Start of Data lines

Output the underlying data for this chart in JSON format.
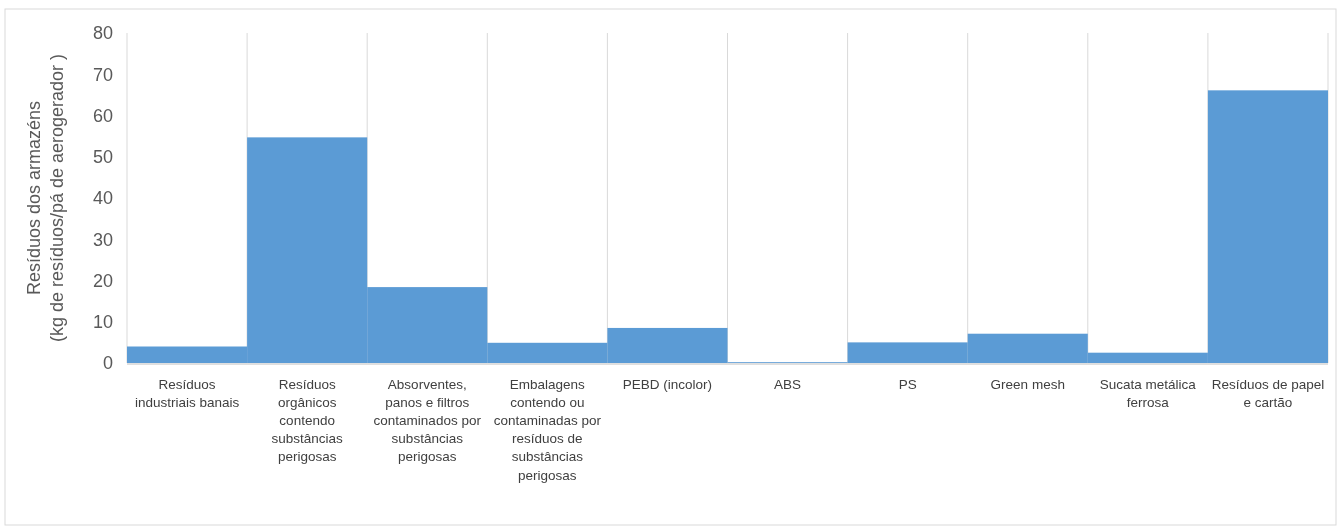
{
  "chart_data": {
    "type": "bar",
    "ylabel": "Resíduos dos armazéns\n(kg de resíduos/pá de aerogerador )",
    "categories": [
      "Resíduos industriais banais",
      "Resíduos orgânicos contendo substâncias perigosas",
      "Absorventes, panos e filtros contaminados por substâncias perigosas",
      "Embalagens contendo ou contaminadas por resíduos de substâncias perigosas",
      "PEBD (incolor)",
      "ABS",
      "PS",
      "Green mesh",
      "Sucata metálica ferrosa",
      "Resíduos de papel e cartão"
    ],
    "values": [
      4.0,
      54.7,
      18.4,
      4.9,
      8.5,
      0.2,
      5.0,
      7.1,
      2.5,
      66.1
    ],
    "color": "#5b9bd5",
    "ylim": [
      0,
      80
    ],
    "yticks": [
      0,
      10,
      20,
      30,
      40,
      50,
      60,
      70,
      80
    ],
    "grid": "x"
  }
}
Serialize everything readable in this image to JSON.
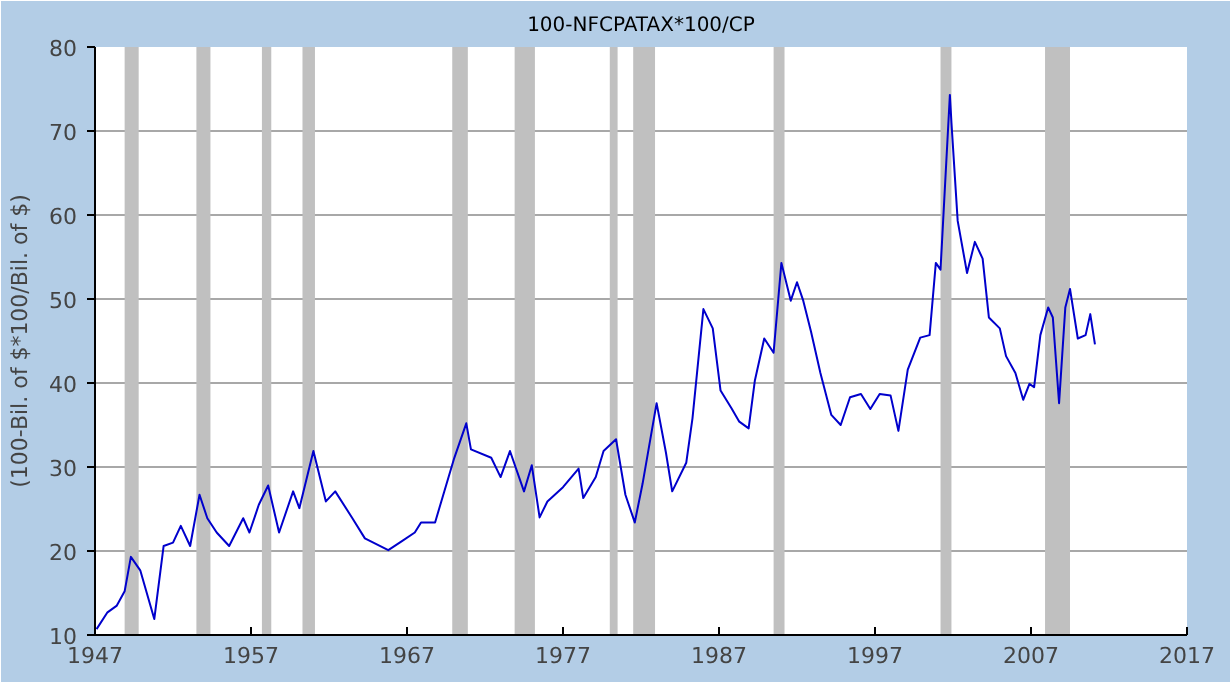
{
  "chart_data": {
    "type": "line",
    "title": "100-NFCPATAX*100/CP",
    "ylabel": "(100-Bil. of $*100/Bil. of $)",
    "xlim": [
      1947,
      2017
    ],
    "xticks": [
      1947,
      1957,
      1967,
      1977,
      1987,
      1997,
      2007,
      2017
    ],
    "ylim": [
      10,
      80
    ],
    "yticks": [
      10,
      20,
      30,
      40,
      50,
      60,
      70,
      80
    ],
    "grid": "y",
    "marker": "none",
    "line_style": "solid",
    "bands": [
      {
        "axis": "x",
        "from": 1948.9,
        "to": 1949.8,
        "color": "#c0c0c0"
      },
      {
        "axis": "x",
        "from": 1953.5,
        "to": 1954.4,
        "color": "#c0c0c0"
      },
      {
        "axis": "x",
        "from": 1957.7,
        "to": 1958.3,
        "color": "#c0c0c0"
      },
      {
        "axis": "x",
        "from": 1960.3,
        "to": 1961.1,
        "color": "#c0c0c0"
      },
      {
        "axis": "x",
        "from": 1969.9,
        "to": 1970.9,
        "color": "#c0c0c0"
      },
      {
        "axis": "x",
        "from": 1973.9,
        "to": 1975.2,
        "color": "#c0c0c0"
      },
      {
        "axis": "x",
        "from": 1980.0,
        "to": 1980.5,
        "color": "#c0c0c0"
      },
      {
        "axis": "x",
        "from": 1981.5,
        "to": 1982.9,
        "color": "#c0c0c0"
      },
      {
        "axis": "x",
        "from": 1990.5,
        "to": 1991.2,
        "color": "#c0c0c0"
      },
      {
        "axis": "x",
        "from": 2001.2,
        "to": 2001.9,
        "color": "#c0c0c0"
      },
      {
        "axis": "x",
        "from": 2007.9,
        "to": 2009.5,
        "color": "#c0c0c0"
      }
    ],
    "series": [
      {
        "color": "#0000cc",
        "x": [
          1947.1,
          1947.8,
          1948.4,
          1948.9,
          1949.3,
          1949.9,
          1950.8,
          1951.4,
          1952.0,
          1952.5,
          1953.1,
          1953.7,
          1954.2,
          1954.8,
          1955.6,
          1956.5,
          1956.9,
          1957.5,
          1958.1,
          1958.8,
          1959.7,
          1960.1,
          1961.0,
          1961.8,
          1962.4,
          1963.5,
          1964.3,
          1965.8,
          1966.7,
          1967.5,
          1967.9,
          1968.8,
          1970.0,
          1970.8,
          1971.1,
          1972.4,
          1973.0,
          1973.6,
          1974.5,
          1975.0,
          1975.5,
          1976.0,
          1977.0,
          1978.0,
          1978.3,
          1979.1,
          1979.6,
          1980.4,
          1981.0,
          1981.6,
          1982.1,
          1983.0,
          1983.6,
          1984.0,
          1984.9,
          1985.3,
          1986.0,
          1986.6,
          1987.1,
          1987.8,
          1988.3,
          1988.9,
          1989.3,
          1989.9,
          1990.5,
          1991.0,
          1991.6,
          1992.0,
          1992.4,
          1992.9,
          1993.5,
          1994.2,
          1994.8,
          1995.4,
          1996.1,
          1996.7,
          1997.3,
          1998.0,
          1998.5,
          1999.1,
          1999.9,
          2000.5,
          2000.9,
          2001.2,
          2001.8,
          2001.9,
          2002.3,
          2002.9,
          2003.4,
          2003.9,
          2004.3,
          2005.0,
          2005.4,
          2006.0,
          2006.5,
          2006.9,
          2007.2,
          2007.6,
          2008.1,
          2008.4,
          2008.8,
          2009.2,
          2009.5,
          2010.0,
          2010.5,
          2010.8,
          2011.1
        ],
        "values": [
          10.7,
          12.7,
          13.5,
          15.2,
          19.3,
          17.7,
          11.9,
          20.6,
          21.0,
          23.0,
          20.6,
          26.7,
          23.9,
          22.2,
          20.6,
          23.9,
          22.2,
          25.5,
          27.8,
          22.2,
          27.1,
          25.1,
          31.9,
          25.9,
          27.1,
          23.9,
          21.5,
          20.1,
          21.2,
          22.2,
          23.4,
          23.4,
          30.9,
          35.2,
          32.1,
          31.1,
          28.8,
          31.9,
          27.1,
          30.2,
          24.0,
          25.9,
          27.6,
          29.8,
          26.3,
          28.8,
          31.9,
          33.3,
          26.7,
          23.4,
          28.0,
          37.6,
          31.7,
          27.1,
          30.5,
          35.8,
          48.8,
          46.5,
          39.1,
          37.0,
          35.4,
          34.6,
          40.3,
          45.3,
          43.6,
          54.3,
          49.8,
          52.0,
          49.8,
          46.1,
          41.2,
          36.2,
          35.0,
          38.3,
          38.7,
          36.9,
          38.7,
          38.5,
          34.3,
          41.6,
          45.4,
          45.7,
          54.3,
          53.5,
          74.3,
          71.0,
          59.3,
          53.1,
          56.8,
          54.8,
          47.8,
          46.5,
          43.2,
          41.2,
          38.0,
          39.9,
          39.5,
          45.7,
          49.0,
          47.8,
          37.6,
          49.0,
          51.2,
          45.3,
          45.7,
          48.2,
          44.6
        ]
      }
    ]
  }
}
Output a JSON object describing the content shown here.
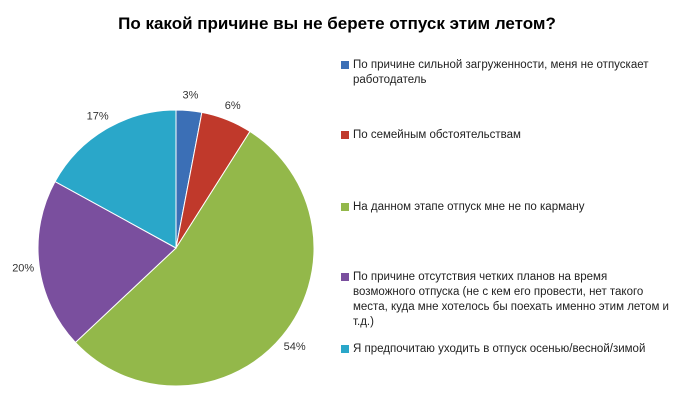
{
  "chart_data": {
    "type": "pie",
    "title": "По какой причине вы не берете отпуск этим летом?",
    "slices": [
      {
        "label": "По причине сильной загруженности,  меня не отпускает работодатель",
        "value": 3,
        "display": "3%",
        "color": "#3b6fb6"
      },
      {
        "label": "По семейным  обстоятельствам",
        "value": 6,
        "display": "6%",
        "color": "#c0392b"
      },
      {
        "label": "На данном  этапе отпуск мне не по карману",
        "value": 54,
        "display": "54%",
        "color": "#93b84a"
      },
      {
        "label": "По причине отсутствия четких планов на время возможного  отпуска (не с кем его провести,  нет такого места, куда мне хотелось бы поехать именно  этим летом  и т.д.)",
        "value": 20,
        "display": "20%",
        "color": "#7a4f9e"
      },
      {
        "label": "Я предпочитаю  уходить в отпуск осенью/весной/зимой",
        "value": 17,
        "display": "17%",
        "color": "#2aa7c9"
      }
    ],
    "legend_position": "right"
  }
}
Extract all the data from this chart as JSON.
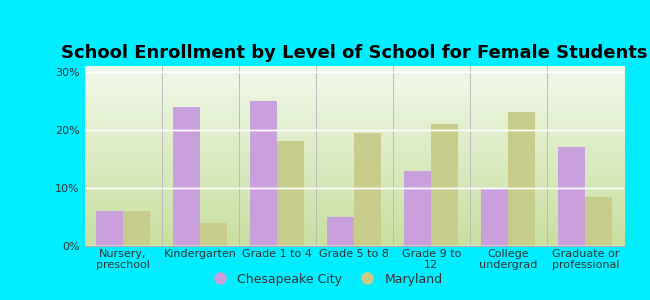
{
  "title": "School Enrollment by Level of School for Female Students",
  "categories": [
    "Nursery,\npreschool",
    "Kindergarten",
    "Grade 1 to 4",
    "Grade 5 to 8",
    "Grade 9 to\n12",
    "College\nundergrad",
    "Graduate or\nprofessional"
  ],
  "chesapeake": [
    6.0,
    24.0,
    25.0,
    5.0,
    13.0,
    10.0,
    17.0
  ],
  "maryland": [
    6.0,
    4.0,
    18.0,
    19.5,
    21.0,
    23.0,
    8.5
  ],
  "chesapeake_color": "#c9a0dc",
  "maryland_color": "#c8cc8a",
  "background_outer": "#00eeff",
  "background_inner_bottom": "#d4e8a0",
  "background_inner_top": "#f8fff8",
  "yticks": [
    0,
    10,
    20,
    30
  ],
  "ylim": [
    0,
    31
  ],
  "bar_width": 0.35,
  "title_fontsize": 13,
  "tick_fontsize": 8,
  "legend_fontsize": 9,
  "legend_label_chesapeake": "Chesapeake City",
  "legend_label_maryland": "Maryland"
}
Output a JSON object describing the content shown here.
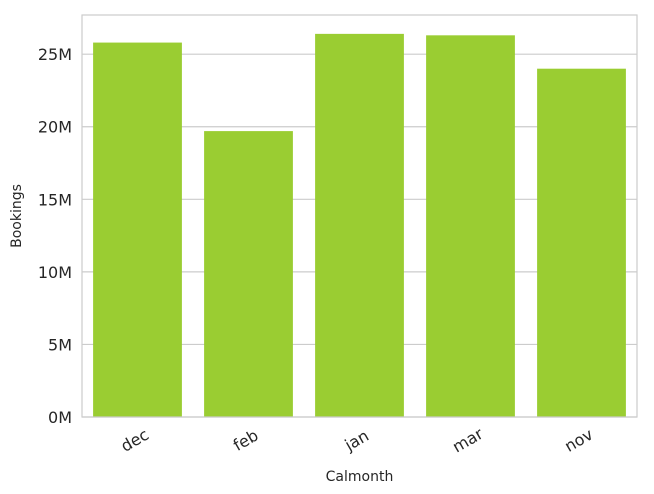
{
  "chart_data": {
    "type": "bar",
    "categories": [
      "dec",
      "feb",
      "jan",
      "mar",
      "nov"
    ],
    "values": [
      25800000,
      19700000,
      26400000,
      26300000,
      24000000
    ],
    "xlabel": "Calmonth",
    "ylabel": "Bookings",
    "ylim": [
      0,
      27700000
    ],
    "yticks": [
      0,
      5000000,
      10000000,
      15000000,
      20000000,
      25000000
    ],
    "ytick_labels": [
      "0M",
      "5M",
      "10M",
      "15M",
      "20M",
      "25M"
    ],
    "bar_color": "#9acd32",
    "grid": true,
    "frame_color": "#cccccc",
    "grid_color": "#cccccc"
  }
}
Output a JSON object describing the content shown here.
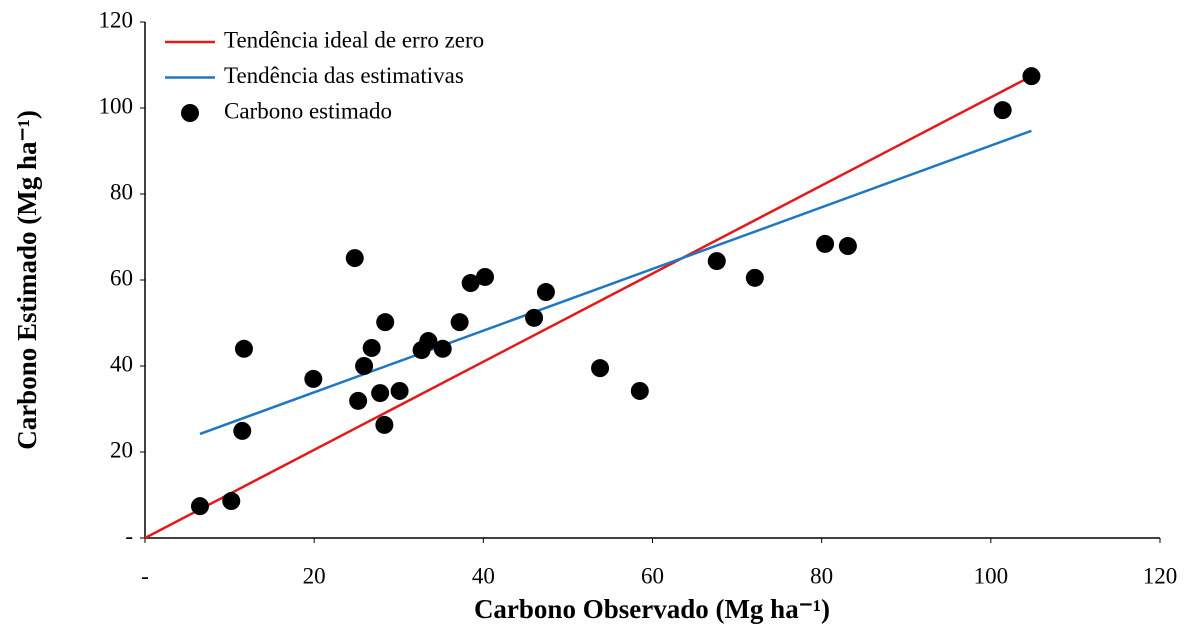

End of Data lines

Task to complete:
Extract all lines from the material above that include the word "perigosas".

Task solution:
      "Resíduos orgânicos contendo substâncias perigosas",
      "Absorventes, panos e filtros contaminados por substâncias perigosas",
      "Embalagens contendo ou contaminadas por resíduos de substâncias perigosas",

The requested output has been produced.